» Stated task
Copy the entries from their start through the line containing "toc-entry-label: De balans", replacing "Slotopmerking" with "Slotwoord" and keeping everything else the same.

» Provided data
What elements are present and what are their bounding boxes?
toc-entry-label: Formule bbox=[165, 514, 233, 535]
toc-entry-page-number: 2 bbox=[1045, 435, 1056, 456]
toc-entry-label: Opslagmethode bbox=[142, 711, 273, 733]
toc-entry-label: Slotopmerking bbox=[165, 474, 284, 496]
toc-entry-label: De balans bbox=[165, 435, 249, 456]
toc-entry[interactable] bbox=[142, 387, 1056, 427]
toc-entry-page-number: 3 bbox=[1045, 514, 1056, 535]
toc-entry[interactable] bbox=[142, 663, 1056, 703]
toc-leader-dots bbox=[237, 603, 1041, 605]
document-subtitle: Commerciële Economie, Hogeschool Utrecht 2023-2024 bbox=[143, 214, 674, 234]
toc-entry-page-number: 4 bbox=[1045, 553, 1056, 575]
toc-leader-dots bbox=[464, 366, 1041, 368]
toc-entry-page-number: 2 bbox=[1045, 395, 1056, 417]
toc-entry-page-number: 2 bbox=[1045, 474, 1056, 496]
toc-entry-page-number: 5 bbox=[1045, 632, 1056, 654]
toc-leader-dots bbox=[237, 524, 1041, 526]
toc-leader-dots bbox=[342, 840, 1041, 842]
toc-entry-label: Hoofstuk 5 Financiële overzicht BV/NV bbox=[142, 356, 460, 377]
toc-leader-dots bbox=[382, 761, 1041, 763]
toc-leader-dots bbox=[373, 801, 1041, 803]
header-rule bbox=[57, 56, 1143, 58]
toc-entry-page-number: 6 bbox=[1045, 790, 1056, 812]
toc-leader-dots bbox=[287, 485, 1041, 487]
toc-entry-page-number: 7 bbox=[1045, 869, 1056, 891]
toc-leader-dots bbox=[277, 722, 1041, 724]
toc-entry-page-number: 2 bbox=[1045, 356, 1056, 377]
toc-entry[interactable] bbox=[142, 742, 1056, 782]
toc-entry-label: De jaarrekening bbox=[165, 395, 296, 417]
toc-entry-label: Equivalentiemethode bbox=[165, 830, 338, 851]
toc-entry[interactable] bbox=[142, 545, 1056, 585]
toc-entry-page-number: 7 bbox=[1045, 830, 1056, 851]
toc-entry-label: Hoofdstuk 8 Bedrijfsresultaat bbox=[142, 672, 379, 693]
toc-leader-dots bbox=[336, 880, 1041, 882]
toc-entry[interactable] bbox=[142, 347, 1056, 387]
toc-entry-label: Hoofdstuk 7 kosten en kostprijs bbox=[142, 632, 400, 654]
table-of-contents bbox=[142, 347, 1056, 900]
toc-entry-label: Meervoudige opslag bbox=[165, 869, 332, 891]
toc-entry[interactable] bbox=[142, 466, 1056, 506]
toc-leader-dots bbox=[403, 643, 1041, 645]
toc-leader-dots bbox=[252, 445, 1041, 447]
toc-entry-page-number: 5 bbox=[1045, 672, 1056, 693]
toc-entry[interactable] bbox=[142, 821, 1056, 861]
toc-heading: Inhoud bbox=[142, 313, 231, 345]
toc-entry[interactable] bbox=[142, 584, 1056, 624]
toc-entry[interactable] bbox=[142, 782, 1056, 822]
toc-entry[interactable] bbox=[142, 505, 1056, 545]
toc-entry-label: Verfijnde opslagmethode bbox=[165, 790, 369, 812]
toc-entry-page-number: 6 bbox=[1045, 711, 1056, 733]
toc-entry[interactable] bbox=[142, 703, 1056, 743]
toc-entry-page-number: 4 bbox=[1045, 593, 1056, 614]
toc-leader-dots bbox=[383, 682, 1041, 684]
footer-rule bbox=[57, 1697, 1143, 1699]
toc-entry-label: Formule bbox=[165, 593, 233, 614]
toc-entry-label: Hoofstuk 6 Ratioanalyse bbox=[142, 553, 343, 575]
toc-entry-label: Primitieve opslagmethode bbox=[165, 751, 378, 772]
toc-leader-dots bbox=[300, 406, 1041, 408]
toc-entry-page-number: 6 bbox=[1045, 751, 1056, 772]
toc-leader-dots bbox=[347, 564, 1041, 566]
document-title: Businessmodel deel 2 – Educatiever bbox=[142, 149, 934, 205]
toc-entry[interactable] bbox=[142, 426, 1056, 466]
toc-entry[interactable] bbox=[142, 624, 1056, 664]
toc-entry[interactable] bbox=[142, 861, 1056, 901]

» Result of this exercise
What elements are present and what are their bounding boxes?
toc-entry-label: Formule bbox=[165, 514, 233, 535]
toc-entry-page-number: 2 bbox=[1045, 435, 1056, 456]
toc-entry-label: Opslagmethode bbox=[142, 711, 273, 733]
toc-entry-label: Slotwoord bbox=[165, 474, 284, 496]
toc-entry-label: De balans bbox=[165, 435, 249, 456]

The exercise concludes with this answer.